>> Begin Dataset extract
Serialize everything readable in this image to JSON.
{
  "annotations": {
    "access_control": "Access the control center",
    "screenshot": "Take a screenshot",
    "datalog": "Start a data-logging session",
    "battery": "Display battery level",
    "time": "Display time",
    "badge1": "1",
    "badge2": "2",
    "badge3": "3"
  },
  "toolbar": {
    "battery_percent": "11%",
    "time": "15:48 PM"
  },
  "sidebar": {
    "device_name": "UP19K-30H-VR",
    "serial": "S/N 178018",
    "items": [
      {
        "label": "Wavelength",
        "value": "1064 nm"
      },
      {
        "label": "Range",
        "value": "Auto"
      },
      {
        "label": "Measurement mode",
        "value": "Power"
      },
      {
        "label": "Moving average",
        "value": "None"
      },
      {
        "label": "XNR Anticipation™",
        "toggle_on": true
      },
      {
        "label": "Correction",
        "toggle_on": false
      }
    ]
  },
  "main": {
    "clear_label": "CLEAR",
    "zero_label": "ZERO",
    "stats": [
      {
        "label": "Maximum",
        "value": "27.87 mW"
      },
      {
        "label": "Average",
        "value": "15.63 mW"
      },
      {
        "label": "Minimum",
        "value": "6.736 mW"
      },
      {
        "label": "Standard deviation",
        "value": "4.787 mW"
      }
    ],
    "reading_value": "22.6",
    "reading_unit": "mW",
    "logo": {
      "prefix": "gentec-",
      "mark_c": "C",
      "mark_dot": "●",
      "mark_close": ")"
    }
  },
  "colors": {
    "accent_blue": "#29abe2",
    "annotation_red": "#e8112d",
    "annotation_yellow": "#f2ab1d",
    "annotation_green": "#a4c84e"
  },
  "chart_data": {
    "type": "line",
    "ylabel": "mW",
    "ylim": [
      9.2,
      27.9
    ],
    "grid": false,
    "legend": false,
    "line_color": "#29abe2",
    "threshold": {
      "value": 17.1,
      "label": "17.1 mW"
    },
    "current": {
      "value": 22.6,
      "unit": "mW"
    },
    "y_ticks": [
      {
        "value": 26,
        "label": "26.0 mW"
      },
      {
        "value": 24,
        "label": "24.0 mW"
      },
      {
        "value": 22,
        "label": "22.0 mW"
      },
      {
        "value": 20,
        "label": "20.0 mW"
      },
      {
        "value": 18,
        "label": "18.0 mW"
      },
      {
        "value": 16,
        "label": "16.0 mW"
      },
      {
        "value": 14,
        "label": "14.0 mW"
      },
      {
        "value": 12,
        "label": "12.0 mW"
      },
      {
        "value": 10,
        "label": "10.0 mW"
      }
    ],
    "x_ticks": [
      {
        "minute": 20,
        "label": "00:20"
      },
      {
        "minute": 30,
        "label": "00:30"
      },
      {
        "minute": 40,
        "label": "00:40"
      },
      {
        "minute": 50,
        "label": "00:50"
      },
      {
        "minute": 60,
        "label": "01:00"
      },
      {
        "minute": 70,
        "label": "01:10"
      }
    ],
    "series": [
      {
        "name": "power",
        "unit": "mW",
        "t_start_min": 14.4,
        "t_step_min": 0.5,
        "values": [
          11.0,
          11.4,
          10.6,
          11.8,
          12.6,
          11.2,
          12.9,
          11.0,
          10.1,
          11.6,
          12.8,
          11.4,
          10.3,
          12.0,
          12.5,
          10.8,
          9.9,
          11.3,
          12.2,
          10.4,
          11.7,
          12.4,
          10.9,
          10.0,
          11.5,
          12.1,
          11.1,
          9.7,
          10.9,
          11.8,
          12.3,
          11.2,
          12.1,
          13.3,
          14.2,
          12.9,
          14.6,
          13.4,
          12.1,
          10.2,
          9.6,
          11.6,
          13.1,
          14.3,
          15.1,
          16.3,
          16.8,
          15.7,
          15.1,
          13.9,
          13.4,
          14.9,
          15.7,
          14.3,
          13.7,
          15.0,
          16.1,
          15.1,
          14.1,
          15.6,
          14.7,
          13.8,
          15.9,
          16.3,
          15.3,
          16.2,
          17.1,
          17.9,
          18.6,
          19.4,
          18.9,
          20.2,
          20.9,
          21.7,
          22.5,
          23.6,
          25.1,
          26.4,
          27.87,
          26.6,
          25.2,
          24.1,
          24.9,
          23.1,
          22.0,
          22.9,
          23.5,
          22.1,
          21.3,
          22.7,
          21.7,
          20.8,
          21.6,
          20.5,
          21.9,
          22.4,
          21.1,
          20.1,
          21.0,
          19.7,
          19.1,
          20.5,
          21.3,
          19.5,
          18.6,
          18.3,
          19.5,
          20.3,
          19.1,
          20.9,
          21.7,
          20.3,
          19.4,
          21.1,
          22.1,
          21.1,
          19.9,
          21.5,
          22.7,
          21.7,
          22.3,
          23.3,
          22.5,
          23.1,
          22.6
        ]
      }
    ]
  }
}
>> End Dataset extract
What the task requires: Show every line that contains the word "false".

Final answer:
        "toggle_on": false
    "grid": false,
    "legend": false,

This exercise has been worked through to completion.